**EXERCISE INSTRUCTIONS:** Lift out all lines below that contain "there".

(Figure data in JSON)
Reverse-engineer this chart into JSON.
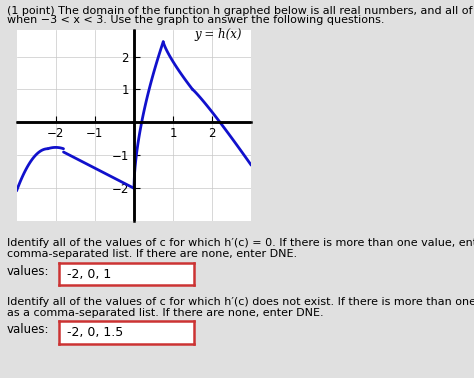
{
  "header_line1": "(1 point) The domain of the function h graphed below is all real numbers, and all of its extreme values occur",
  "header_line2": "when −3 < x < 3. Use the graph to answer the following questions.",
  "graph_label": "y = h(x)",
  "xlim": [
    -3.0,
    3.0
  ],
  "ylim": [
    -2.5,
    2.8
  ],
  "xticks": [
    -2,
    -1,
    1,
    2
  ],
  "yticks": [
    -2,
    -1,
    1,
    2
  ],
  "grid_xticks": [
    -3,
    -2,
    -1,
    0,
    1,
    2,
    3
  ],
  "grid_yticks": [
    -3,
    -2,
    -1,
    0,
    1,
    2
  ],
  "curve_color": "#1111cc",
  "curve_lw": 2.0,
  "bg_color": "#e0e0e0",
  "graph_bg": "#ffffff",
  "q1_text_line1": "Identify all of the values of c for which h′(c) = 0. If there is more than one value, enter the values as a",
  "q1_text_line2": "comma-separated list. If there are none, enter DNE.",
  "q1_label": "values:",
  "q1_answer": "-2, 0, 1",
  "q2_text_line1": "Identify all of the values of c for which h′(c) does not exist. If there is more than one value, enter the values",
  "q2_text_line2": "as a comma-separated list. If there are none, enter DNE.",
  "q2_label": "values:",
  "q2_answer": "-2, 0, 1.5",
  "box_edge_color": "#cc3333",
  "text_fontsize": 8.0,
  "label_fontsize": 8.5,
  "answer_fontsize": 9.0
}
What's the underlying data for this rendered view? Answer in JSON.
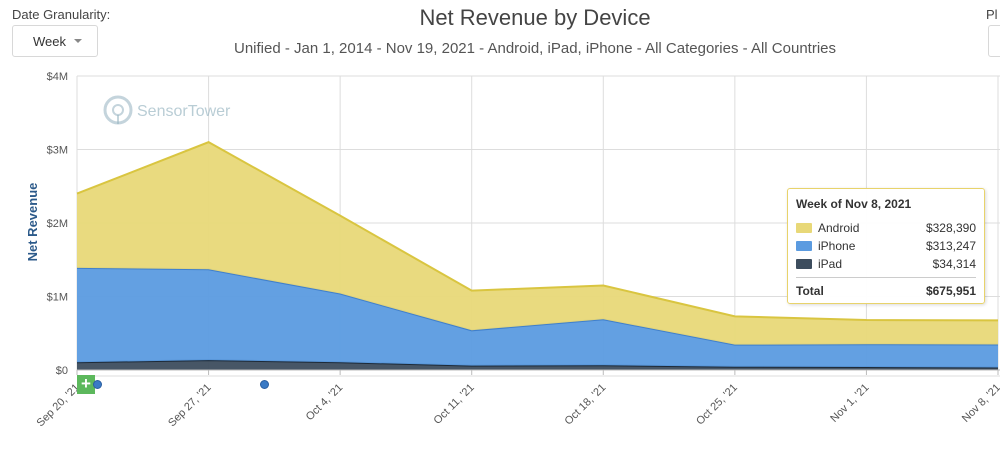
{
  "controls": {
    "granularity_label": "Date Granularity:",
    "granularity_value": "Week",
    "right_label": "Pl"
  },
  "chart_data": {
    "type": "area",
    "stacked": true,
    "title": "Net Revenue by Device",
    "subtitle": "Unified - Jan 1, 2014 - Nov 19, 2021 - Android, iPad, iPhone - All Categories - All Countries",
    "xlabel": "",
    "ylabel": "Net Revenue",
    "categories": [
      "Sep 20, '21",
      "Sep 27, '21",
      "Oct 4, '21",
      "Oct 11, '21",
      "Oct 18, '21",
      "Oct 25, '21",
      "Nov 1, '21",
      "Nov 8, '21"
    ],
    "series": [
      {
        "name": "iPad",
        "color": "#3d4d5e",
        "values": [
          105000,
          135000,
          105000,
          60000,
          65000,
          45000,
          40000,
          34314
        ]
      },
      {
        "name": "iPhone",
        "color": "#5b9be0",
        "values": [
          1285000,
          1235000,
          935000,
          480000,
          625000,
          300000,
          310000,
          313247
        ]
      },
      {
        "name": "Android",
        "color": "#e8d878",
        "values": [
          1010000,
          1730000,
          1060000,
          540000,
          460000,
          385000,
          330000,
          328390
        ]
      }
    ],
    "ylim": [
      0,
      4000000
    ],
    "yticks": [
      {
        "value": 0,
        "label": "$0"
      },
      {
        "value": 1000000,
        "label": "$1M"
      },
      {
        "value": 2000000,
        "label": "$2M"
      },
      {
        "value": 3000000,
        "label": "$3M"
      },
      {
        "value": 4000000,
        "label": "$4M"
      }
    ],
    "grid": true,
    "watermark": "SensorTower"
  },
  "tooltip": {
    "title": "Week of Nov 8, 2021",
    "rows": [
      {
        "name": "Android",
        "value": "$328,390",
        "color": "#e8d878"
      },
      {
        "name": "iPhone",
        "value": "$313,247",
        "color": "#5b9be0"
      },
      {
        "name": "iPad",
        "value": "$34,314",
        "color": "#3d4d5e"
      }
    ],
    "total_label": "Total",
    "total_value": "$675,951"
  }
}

**THE COMPLETED TASK:**
  "q1_text_line1": "Identify all of the values of c for which h′(c) = 0. If there is more than one value, enter the values as a",
  "q1_text_line2": "comma-separated list. If there are none, enter DNE.",
  "q2_text_line1": "Identify all of the values of c for which h′(c) does not exist. If there is more than one value, enter the values",
  "q2_text_line2": "as a comma-separated list. If there are none, enter DNE.",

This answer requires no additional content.